(Problem to solve) Copy out the entries in full and with complete accuracy; pictures are excluded.

(Extracted data)
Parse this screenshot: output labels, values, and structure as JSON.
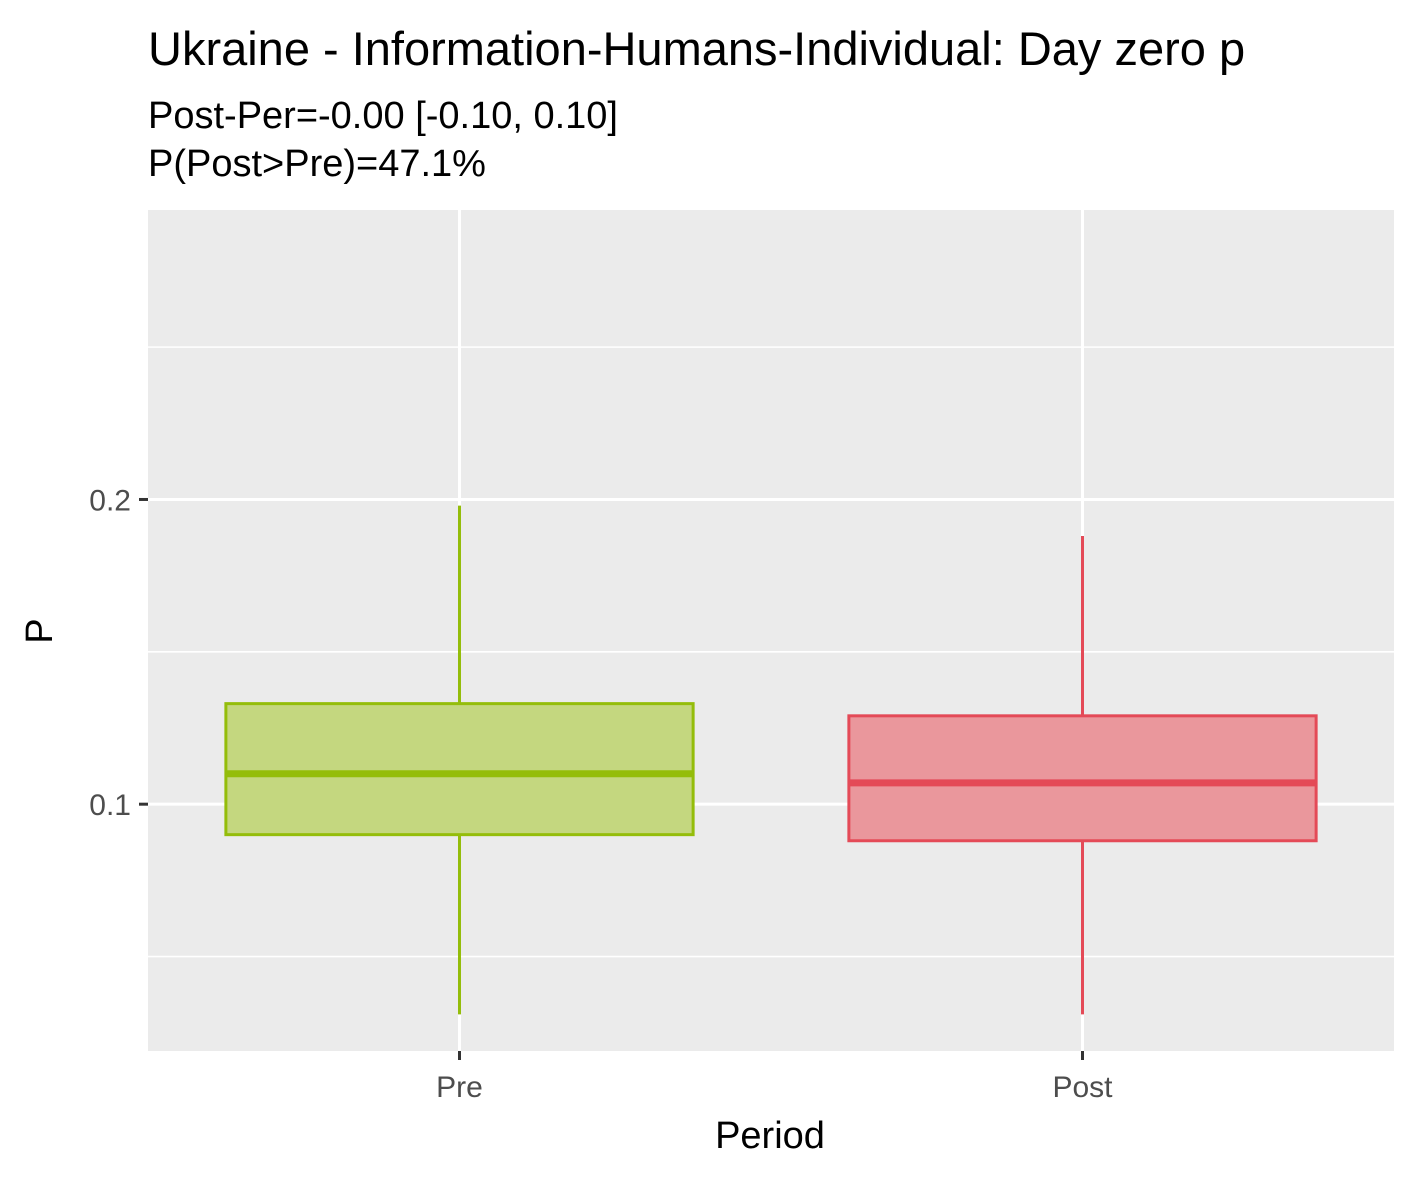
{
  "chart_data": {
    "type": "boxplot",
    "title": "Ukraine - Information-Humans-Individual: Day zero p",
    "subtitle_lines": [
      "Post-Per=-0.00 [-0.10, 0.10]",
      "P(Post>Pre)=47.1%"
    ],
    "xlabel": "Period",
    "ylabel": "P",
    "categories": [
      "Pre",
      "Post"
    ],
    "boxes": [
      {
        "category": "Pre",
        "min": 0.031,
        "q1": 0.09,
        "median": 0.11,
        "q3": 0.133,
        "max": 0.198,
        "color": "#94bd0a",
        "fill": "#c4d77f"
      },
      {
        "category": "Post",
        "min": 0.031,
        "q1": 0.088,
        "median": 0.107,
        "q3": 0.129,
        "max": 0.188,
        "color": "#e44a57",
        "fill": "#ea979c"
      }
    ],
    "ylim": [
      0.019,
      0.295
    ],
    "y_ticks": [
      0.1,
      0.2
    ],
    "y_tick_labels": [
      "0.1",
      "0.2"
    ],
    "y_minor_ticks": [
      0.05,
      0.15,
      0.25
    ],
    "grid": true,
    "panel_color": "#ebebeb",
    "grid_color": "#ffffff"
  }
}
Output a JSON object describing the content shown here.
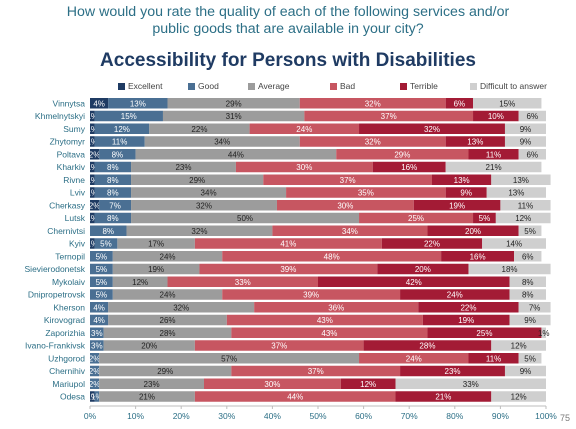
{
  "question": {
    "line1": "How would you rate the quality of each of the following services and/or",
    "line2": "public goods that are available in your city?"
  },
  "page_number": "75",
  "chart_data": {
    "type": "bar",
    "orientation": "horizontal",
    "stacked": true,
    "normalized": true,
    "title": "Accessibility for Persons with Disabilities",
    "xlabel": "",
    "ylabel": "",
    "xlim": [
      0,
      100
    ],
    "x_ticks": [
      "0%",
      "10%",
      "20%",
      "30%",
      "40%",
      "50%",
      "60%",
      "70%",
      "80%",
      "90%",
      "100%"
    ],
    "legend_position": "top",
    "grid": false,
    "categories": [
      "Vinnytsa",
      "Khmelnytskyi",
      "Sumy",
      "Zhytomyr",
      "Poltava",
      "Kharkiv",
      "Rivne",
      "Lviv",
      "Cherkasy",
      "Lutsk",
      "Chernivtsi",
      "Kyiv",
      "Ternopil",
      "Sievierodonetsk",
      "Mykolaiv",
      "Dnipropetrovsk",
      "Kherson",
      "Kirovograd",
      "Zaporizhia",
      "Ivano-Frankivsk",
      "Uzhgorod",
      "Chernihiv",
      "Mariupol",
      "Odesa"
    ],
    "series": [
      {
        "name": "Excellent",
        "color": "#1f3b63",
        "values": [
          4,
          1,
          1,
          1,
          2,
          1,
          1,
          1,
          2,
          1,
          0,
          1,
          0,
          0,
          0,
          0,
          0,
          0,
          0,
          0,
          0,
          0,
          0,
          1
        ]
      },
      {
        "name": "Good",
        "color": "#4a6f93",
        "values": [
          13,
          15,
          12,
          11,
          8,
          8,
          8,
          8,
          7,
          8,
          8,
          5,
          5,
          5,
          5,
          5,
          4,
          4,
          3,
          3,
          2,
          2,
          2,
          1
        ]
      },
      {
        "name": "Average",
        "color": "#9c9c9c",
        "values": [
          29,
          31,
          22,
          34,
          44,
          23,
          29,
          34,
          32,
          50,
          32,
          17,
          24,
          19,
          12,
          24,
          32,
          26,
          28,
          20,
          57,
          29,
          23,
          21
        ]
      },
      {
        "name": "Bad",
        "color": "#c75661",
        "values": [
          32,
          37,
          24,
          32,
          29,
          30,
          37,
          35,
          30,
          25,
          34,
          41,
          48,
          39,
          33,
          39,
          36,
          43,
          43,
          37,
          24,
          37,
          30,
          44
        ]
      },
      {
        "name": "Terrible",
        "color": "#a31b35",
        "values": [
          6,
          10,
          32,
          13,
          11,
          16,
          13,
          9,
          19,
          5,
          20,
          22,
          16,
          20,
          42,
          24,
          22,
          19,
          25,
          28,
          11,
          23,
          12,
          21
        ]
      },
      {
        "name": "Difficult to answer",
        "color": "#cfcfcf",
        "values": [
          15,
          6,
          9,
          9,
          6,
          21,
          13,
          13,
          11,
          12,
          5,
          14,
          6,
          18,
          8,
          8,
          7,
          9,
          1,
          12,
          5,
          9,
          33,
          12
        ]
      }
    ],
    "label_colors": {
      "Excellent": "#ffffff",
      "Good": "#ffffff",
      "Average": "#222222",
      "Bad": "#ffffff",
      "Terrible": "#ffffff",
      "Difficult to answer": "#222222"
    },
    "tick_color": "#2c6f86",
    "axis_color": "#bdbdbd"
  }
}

(Complete response)
Parse this screenshot: output labels, values, and structure as JSON.
{
  "chart_data": {
    "type": "boxplot",
    "title": "Ukraine - Information-Humans-Individual: Day zero p",
    "subtitle_lines": [
      "Post-Per=-0.00 [-0.10, 0.10]",
      "P(Post>Pre)=47.1%"
    ],
    "xlabel": "Period",
    "ylabel": "P",
    "categories": [
      "Pre",
      "Post"
    ],
    "boxes": [
      {
        "category": "Pre",
        "min": 0.031,
        "q1": 0.09,
        "median": 0.11,
        "q3": 0.133,
        "max": 0.198,
        "color": "#94bd0a",
        "fill": "#c4d77f"
      },
      {
        "category": "Post",
        "min": 0.031,
        "q1": 0.088,
        "median": 0.107,
        "q3": 0.129,
        "max": 0.188,
        "color": "#e44a57",
        "fill": "#ea979c"
      }
    ],
    "ylim": [
      0.019,
      0.295
    ],
    "y_ticks": [
      0.1,
      0.2
    ],
    "y_tick_labels": [
      "0.1",
      "0.2"
    ],
    "y_minor_ticks": [
      0.05,
      0.15,
      0.25
    ],
    "grid": true,
    "panel_color": "#ebebeb",
    "grid_color": "#ffffff"
  }
}
Output a JSON object describing the content shown here.
{
  "question": {
    "line1": "How would you rate the quality of each of the following services and/or",
    "line2": "public goods that are available in your city?"
  },
  "page_number": "75",
  "chart_data": {
    "type": "bar",
    "orientation": "horizontal",
    "stacked": true,
    "normalized": true,
    "title": "Accessibility for Persons with Disabilities",
    "xlabel": "",
    "ylabel": "",
    "xlim": [
      0,
      100
    ],
    "x_ticks": [
      "0%",
      "10%",
      "20%",
      "30%",
      "40%",
      "50%",
      "60%",
      "70%",
      "80%",
      "90%",
      "100%"
    ],
    "legend_position": "top",
    "grid": false,
    "categories": [
      "Vinnytsa",
      "Khmelnytskyi",
      "Sumy",
      "Zhytomyr",
      "Poltava",
      "Kharkiv",
      "Rivne",
      "Lviv",
      "Cherkasy",
      "Lutsk",
      "Chernivtsi",
      "Kyiv",
      "Ternopil",
      "Sievierodonetsk",
      "Mykolaiv",
      "Dnipropetrovsk",
      "Kherson",
      "Kirovograd",
      "Zaporizhia",
      "Ivano-Frankivsk",
      "Uzhgorod",
      "Chernihiv",
      "Mariupol",
      "Odesa"
    ],
    "series": [
      {
        "name": "Excellent",
        "color": "#1f3b63",
        "values": [
          4,
          1,
          1,
          1,
          2,
          1,
          1,
          1,
          2,
          1,
          0,
          1,
          0,
          0,
          0,
          0,
          0,
          0,
          0,
          0,
          0,
          0,
          0,
          1
        ]
      },
      {
        "name": "Good",
        "color": "#4a6f93",
        "values": [
          13,
          15,
          12,
          11,
          8,
          8,
          8,
          8,
          7,
          8,
          8,
          5,
          5,
          5,
          5,
          5,
          4,
          4,
          3,
          3,
          2,
          2,
          2,
          1
        ]
      },
      {
        "name": "Average",
        "color": "#9c9c9c",
        "values": [
          29,
          31,
          22,
          34,
          44,
          23,
          29,
          34,
          32,
          50,
          32,
          17,
          24,
          19,
          12,
          24,
          32,
          26,
          28,
          20,
          57,
          29,
          23,
          21
        ]
      },
      {
        "name": "Bad",
        "color": "#c75661",
        "values": [
          32,
          37,
          24,
          32,
          29,
          30,
          37,
          35,
          30,
          25,
          34,
          41,
          48,
          39,
          33,
          39,
          36,
          43,
          43,
          37,
          24,
          37,
          30,
          44
        ]
      },
      {
        "name": "Terrible",
        "color": "#a31b35",
        "values": [
          6,
          10,
          32,
          13,
          11,
          16,
          13,
          9,
          19,
          5,
          20,
          22,
          16,
          20,
          42,
          24,
          22,
          19,
          25,
          28,
          11,
          23,
          12,
          21
        ]
      },
      {
        "name": "Difficult to answer",
        "color": "#cfcfcf",
        "values": [
          15,
          6,
          9,
          9,
          6,
          21,
          13,
          13,
          11,
          12,
          5,
          14,
          6,
          18,
          8,
          8,
          7,
          9,
          1,
          12,
          5,
          9,
          33,
          12
        ]
      }
    ],
    "label_colors": {
      "Excellent": "#ffffff",
      "Good": "#ffffff",
      "Average": "#222222",
      "Bad": "#ffffff",
      "Terrible": "#ffffff",
      "Difficult to answer": "#222222"
    },
    "tick_color": "#2c6f86",
    "axis_color": "#bdbdbd"
  }
}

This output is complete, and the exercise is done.